• Your goal
Every record here needs to be written out again exactly.

>> START Record extracts

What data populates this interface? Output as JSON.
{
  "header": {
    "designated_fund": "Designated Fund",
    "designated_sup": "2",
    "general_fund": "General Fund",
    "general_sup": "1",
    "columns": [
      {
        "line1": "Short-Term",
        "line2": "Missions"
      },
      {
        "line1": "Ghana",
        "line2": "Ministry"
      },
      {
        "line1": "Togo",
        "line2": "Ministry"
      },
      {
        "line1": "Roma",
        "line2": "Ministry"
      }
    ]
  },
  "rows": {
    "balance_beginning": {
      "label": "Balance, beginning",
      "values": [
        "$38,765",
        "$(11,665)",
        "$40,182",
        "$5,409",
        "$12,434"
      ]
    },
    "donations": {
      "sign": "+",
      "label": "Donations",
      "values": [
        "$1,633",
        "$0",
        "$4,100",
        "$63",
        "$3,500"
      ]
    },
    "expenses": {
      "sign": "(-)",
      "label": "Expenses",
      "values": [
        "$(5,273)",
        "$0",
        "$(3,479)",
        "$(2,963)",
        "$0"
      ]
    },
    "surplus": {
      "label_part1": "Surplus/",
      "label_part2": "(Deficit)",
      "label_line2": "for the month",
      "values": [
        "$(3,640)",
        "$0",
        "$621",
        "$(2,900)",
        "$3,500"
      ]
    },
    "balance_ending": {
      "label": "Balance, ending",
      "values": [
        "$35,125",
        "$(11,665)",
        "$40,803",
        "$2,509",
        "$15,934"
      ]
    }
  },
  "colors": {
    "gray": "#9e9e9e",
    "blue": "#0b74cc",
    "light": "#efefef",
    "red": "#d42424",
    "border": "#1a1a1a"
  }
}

>> END Record extracts

• Correct response
What data populates this interface? Output as JSON.
{
  "header": {
    "designated_fund": "Designated Fund",
    "designated_sup": "2",
    "general_fund": "General Fund",
    "general_sup": "1",
    "columns": [
      {
        "line1": "Short-Term",
        "line2": "Missions"
      },
      {
        "line1": "Ghana",
        "line2": "Ministry"
      },
      {
        "line1": "Togo",
        "line2": "Ministry"
      },
      {
        "line1": "Roma",
        "line2": "Ministry"
      }
    ]
  },
  "rows": {
    "balance_beginning": {
      "label": "Balance, beginning",
      "values": [
        "$38,765",
        "$(11,665)",
        "$40,182",
        "$5,409",
        "$12,434"
      ]
    },
    "donations": {
      "sign": "+",
      "label": "Donations",
      "values": [
        "$1,633",
        "$0",
        "$4,100",
        "$63",
        "$3,500"
      ]
    },
    "expenses": {
      "sign": "(-)",
      "label": "Expenses",
      "values": [
        "$(5,273)",
        "$0",
        "$(3,479)",
        "$(2,963)",
        "$0"
      ]
    },
    "surplus": {
      "label_part1": "Surplus/",
      "label_part2": "(Deficit)",
      "label_line2": "for the month",
      "values": [
        "$(3,640)",
        "$0",
        "$621",
        "$(2,900)",
        "$3,500"
      ]
    },
    "balance_ending": {
      "label": "Balance, ending",
      "values": [
        "$35,125",
        "$(11,665)",
        "$40,803",
        "$2,509",
        "$15,934"
      ]
    }
  },
  "colors": {
    "gray": "#9e9e9e",
    "blue": "#0b74cc",
    "light": "#efefef",
    "red": "#d42424",
    "border": "#1a1a1a"
  }
}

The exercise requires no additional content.